• _To do_
Set down the full listing exactly, character for character.

Extracted data entries:
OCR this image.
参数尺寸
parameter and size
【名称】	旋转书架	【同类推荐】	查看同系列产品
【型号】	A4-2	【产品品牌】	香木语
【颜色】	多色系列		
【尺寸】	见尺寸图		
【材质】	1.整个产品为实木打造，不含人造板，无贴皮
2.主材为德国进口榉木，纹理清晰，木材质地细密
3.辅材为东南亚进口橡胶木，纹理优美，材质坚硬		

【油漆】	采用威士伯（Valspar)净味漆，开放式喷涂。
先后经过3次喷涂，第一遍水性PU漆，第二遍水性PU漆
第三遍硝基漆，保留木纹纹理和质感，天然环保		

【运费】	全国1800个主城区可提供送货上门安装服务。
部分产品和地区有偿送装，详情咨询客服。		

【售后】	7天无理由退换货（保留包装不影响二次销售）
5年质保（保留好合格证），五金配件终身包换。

• _Solution for this exercise_
OCR this image.
参数尺寸
parameter and size
【名称】	旋转书架	【同类推荐】	查看同系列产品
【型号】	A4-2	【产品品牌】	香木语
【颜色】	多色系列		
【尺寸】	见尺寸图		
【材质】	1.整个产品为实木打造，不含人造板，无贴皮
2.主材为德国进口榉木，纹理清晰，木材质地细密
3.辅材为东南亚进口橡胶木，纹理优美，材质坚硬		

【油漆】	采用威士伯（Valspar)净味漆，开放式喷涂。
先后经过3次喷涂，第一遍水性PU漆，第二遍水性PU漆
第三遍硝基漆，保留木纹纹理和质感，天然环保		

【运费】	全国1800个主城区可提供送货上门安装服务。
部分产品和地区有偿送装，详情咨询客服。		

【售后】	7天无理由退换货（保留包装不影响二次销售）
5年质保（保留好合格证），五金配件终身包换。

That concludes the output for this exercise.